* _Exercise aim_: Go through the data and copy every line exactly, but not the images.

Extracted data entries
"""

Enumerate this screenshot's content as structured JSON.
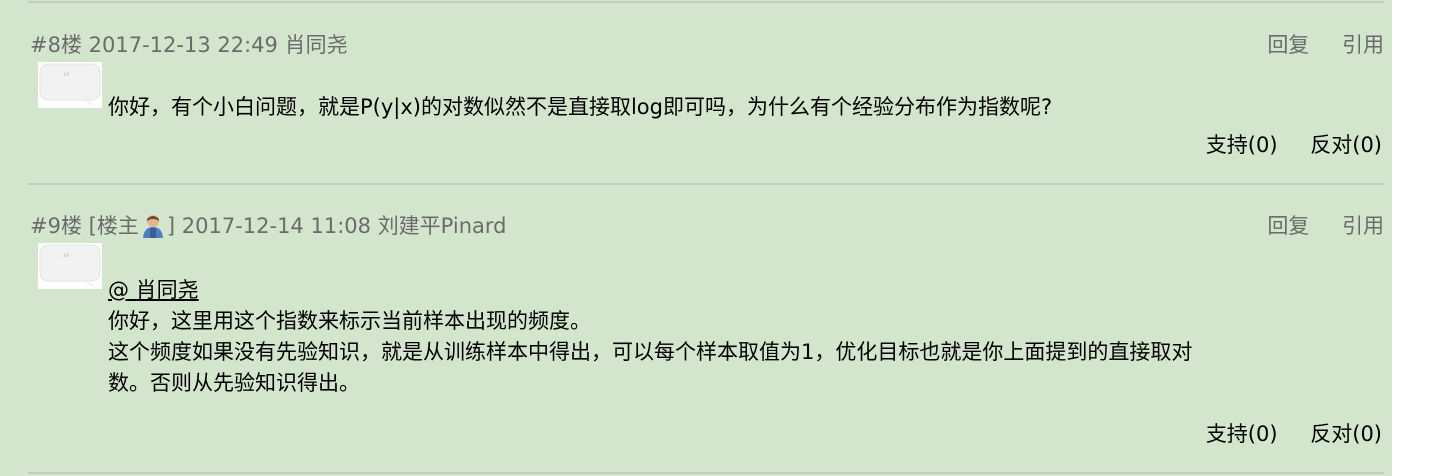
{
  "comments": [
    {
      "floor": "#8楼",
      "owner_tag": "",
      "timestamp": "2017-12-13 22:49",
      "author": "肖同尧",
      "reply_label": "回复",
      "quote_label": "引用",
      "lines": [
        "你好，有个小白问题，就是P(y|x)的对数似然不是直接取log即可吗，为什么有个经验分布作为指数呢?"
      ],
      "support_label": "支持(0)",
      "oppose_label": "反对(0)"
    },
    {
      "floor": "#9楼",
      "owner_tag_open": "[楼主",
      "owner_tag_close": "]",
      "timestamp": "2017-12-14 11:08",
      "author": "刘建平Pinard",
      "reply_label": "回复",
      "quote_label": "引用",
      "mention": "@ 肖同尧",
      "lines": [
        "你好，这里用这个指数来标示当前样本出现的频度。",
        "这个频度如果没有先验知识，就是从训练样本中得出，可以每个样本取值为1，优化目标也就是你上面提到的直接取对",
        "数。否则从先验知识得出。"
      ],
      "support_label": "支持(0)",
      "oppose_label": "反对(0)"
    }
  ],
  "colors": {
    "background": "#d3e5cc",
    "meta_text": "#6b6b6b",
    "divider": "#c3cdbf"
  },
  "icons": {
    "quote": "quote-bubble-icon",
    "owner_avatar": "user-avatar-icon"
  }
}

"""

* _Written solution_:
Enumerate this screenshot's content as structured JSON.
{
  "comments": [
    {
      "floor": "#8楼",
      "owner_tag": "",
      "timestamp": "2017-12-13 22:49",
      "author": "肖同尧",
      "reply_label": "回复",
      "quote_label": "引用",
      "lines": [
        "你好，有个小白问题，就是P(y|x)的对数似然不是直接取log即可吗，为什么有个经验分布作为指数呢?"
      ],
      "support_label": "支持(0)",
      "oppose_label": "反对(0)"
    },
    {
      "floor": "#9楼",
      "owner_tag_open": "[楼主",
      "owner_tag_close": "]",
      "timestamp": "2017-12-14 11:08",
      "author": "刘建平Pinard",
      "reply_label": "回复",
      "quote_label": "引用",
      "mention": "@ 肖同尧",
      "lines": [
        "你好，这里用这个指数来标示当前样本出现的频度。",
        "这个频度如果没有先验知识，就是从训练样本中得出，可以每个样本取值为1，优化目标也就是你上面提到的直接取对",
        "数。否则从先验知识得出。"
      ],
      "support_label": "支持(0)",
      "oppose_label": "反对(0)"
    }
  ],
  "colors": {
    "background": "#d3e5cc",
    "meta_text": "#6b6b6b",
    "divider": "#c3cdbf"
  },
  "icons": {
    "quote": "quote-bubble-icon",
    "owner_avatar": "user-avatar-icon"
  }
}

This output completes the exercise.